Task brief: The records below must be retyped exactly.

Collection entries

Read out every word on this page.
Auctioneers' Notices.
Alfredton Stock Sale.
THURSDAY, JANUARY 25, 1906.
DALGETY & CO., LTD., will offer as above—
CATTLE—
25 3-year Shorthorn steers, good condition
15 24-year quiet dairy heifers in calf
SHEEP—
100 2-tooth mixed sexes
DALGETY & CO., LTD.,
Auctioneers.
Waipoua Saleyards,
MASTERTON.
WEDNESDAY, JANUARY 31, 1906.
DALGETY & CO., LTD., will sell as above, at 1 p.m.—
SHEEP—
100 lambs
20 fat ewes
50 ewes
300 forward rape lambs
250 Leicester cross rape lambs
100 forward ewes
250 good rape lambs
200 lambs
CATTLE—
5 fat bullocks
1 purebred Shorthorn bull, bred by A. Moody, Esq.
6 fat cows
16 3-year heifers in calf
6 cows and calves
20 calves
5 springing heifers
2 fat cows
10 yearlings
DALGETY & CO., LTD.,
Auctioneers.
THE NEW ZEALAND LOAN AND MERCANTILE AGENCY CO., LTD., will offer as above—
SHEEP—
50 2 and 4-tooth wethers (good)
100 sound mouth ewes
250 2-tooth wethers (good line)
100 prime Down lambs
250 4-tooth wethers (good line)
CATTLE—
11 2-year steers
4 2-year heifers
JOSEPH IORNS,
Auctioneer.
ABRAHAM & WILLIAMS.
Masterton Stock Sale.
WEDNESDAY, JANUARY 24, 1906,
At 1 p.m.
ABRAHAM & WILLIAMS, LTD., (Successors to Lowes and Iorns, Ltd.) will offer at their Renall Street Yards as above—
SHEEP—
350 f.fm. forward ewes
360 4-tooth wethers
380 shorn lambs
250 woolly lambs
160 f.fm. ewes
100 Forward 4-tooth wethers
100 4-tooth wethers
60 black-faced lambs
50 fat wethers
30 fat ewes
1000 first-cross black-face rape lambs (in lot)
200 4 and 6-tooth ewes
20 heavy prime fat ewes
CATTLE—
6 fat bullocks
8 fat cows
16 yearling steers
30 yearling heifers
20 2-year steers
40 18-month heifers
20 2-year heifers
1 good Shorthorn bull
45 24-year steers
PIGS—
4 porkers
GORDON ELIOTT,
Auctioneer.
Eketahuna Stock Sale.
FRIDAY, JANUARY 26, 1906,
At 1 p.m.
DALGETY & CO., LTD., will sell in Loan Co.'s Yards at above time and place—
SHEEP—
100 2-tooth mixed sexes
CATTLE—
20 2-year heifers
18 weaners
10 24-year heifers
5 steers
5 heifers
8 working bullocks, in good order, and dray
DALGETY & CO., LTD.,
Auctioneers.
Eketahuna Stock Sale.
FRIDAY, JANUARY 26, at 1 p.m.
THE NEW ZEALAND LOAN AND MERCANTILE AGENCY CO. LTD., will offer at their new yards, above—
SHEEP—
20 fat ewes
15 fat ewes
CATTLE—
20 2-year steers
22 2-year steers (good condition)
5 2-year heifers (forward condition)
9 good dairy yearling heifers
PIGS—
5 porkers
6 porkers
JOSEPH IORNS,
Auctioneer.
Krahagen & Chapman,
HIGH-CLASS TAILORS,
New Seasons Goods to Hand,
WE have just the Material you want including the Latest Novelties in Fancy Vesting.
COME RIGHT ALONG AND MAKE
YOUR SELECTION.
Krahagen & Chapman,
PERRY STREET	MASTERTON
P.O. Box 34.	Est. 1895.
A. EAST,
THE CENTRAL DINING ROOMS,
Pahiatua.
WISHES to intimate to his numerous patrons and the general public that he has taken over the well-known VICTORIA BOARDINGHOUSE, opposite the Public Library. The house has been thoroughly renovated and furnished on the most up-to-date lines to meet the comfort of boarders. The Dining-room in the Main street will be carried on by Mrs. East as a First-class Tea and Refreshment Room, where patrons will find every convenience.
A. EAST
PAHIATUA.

Solution to the exercise:
Read out every word on this page.
Auctioneers' Notices.
Alfredton Stock Sale.
THURSDAY, JANUARY 25, 1906.
DALGETY & CO., LTD., will offer as above—
CATTLE—
25 3-year Shorthorn steers, good condition
15 24-year quiet dairy heifers in calf
SHEEP—
100 2-tooth mixed sexes
DALGETY & CO., LTD.,
Auctioneers.
Waipoua Saleyards,
MASTERTON.
WEDNESDAY, JANUARY 31, 1906.
DALGETY & CO., LTD., will sell as above, at 1 p.m.—
SHEEP—
100 lambs
20 fat ewes
50 ewes
300 forward rape lambs
250 Leicester cross rape lambs
100 forward ewes
250 good rape lambs
200 lambs
CATTLE—
5 fat bullocks
1 purebred Shorthorn bull, bred by A. Moody, Esq.
6 fat cows
16 3-year heifers in calf
6 cows and calves
20 calves
5 springing heifers
2 fat cows
10 yearlings
DALGETY & CO., LTD.,
Auctioneers.
THE NEW ZEALAND LOAN AND MERCANTILE AGENCY CO., LTD., will offer as above—
SHEEP—
50 2 and 4-tooth wethers (good)
100 sound mouth ewes
250 2-tooth wethers (good line)
100 prime Down lambs
250 4-tooth wethers (good line)
CATTLE—
11 2-year steers
4 2-year heifers
JOSEPH IORNS,
Auctioneer.
ABRAHAM & WILLIAMS.
Masterton Stock Sale.
WEDNESDAY, JANUARY 24, 1906,
At 1 p.m.
ABRAHAM & WILLIAMS, LTD., (Successors to Lowes and Iorns, Ltd.) will offer at their Renall Street Yards as above—
SHEEP—
350 f.fm. forward ewes
360 4-tooth wethers
380 shorn lambs
250 woolly lambs
160 f.fm. ewes
100 Forward 4-tooth wethers
100 4-tooth wethers
60 black-faced lambs
50 fat wethers
30 fat ewes
1000 first-cross black-face rape lambs (in lot)
200 4 and 6-tooth ewes
20 heavy prime fat ewes
CATTLE—
6 fat bullocks
8 fat cows
16 yearling steers
30 yearling heifers
20 2-year steers
40 18-month heifers
20 2-year heifers
1 good Shorthorn bull
45 24-year steers
PIGS—
4 porkers
GORDON ELIOTT,
Auctioneer.
Eketahuna Stock Sale.
FRIDAY, JANUARY 26, 1906,
At 1 p.m.
DALGETY & CO., LTD., will sell in Loan Co.'s Yards at above time and place—
SHEEP—
100 2-tooth mixed sexes
CATTLE—
20 2-year heifers
18 weaners
10 24-year heifers
5 steers
5 heifers
8 working bullocks, in good order, and dray
DALGETY & CO., LTD.,
Auctioneers.
Eketahuna Stock Sale.
FRIDAY, JANUARY 26, at 1 p.m.
THE NEW ZEALAND LOAN AND MERCANTILE AGENCY CO. LTD., will offer at their new yards, above—
SHEEP—
20 fat ewes
15 fat ewes
CATTLE—
20 2-year steers
22 2-year steers (good condition)
5 2-year heifers (forward condition)
9 good dairy yearling heifers
PIGS—
5 porkers
6 porkers
JOSEPH IORNS,
Auctioneer.
Krahagen & Chapman,
HIGH-CLASS TAILORS,
New Seasons Goods to Hand,
WE have just the Material you want including the Latest Novelties in Fancy Vesting.
COME RIGHT ALONG AND MAKE
YOUR SELECTION.
Krahagen & Chapman,
PERRY STREET	MASTERTON
P.O. Box 34.	Est. 1895.
A. EAST,
THE CENTRAL DINING ROOMS,
Pahiatua.
WISHES to intimate to his numerous patrons and the general public that he has taken over the well-known VICTORIA BOARDINGHOUSE, opposite the Public Library. The house has been thoroughly renovated and furnished on the most up-to-date lines to meet the comfort of boarders. The Dining-room in the Main street will be carried on by Mrs. East as a First-class Tea and Refreshment Room, where patrons will find every convenience.
A. EAST
PAHIATUA.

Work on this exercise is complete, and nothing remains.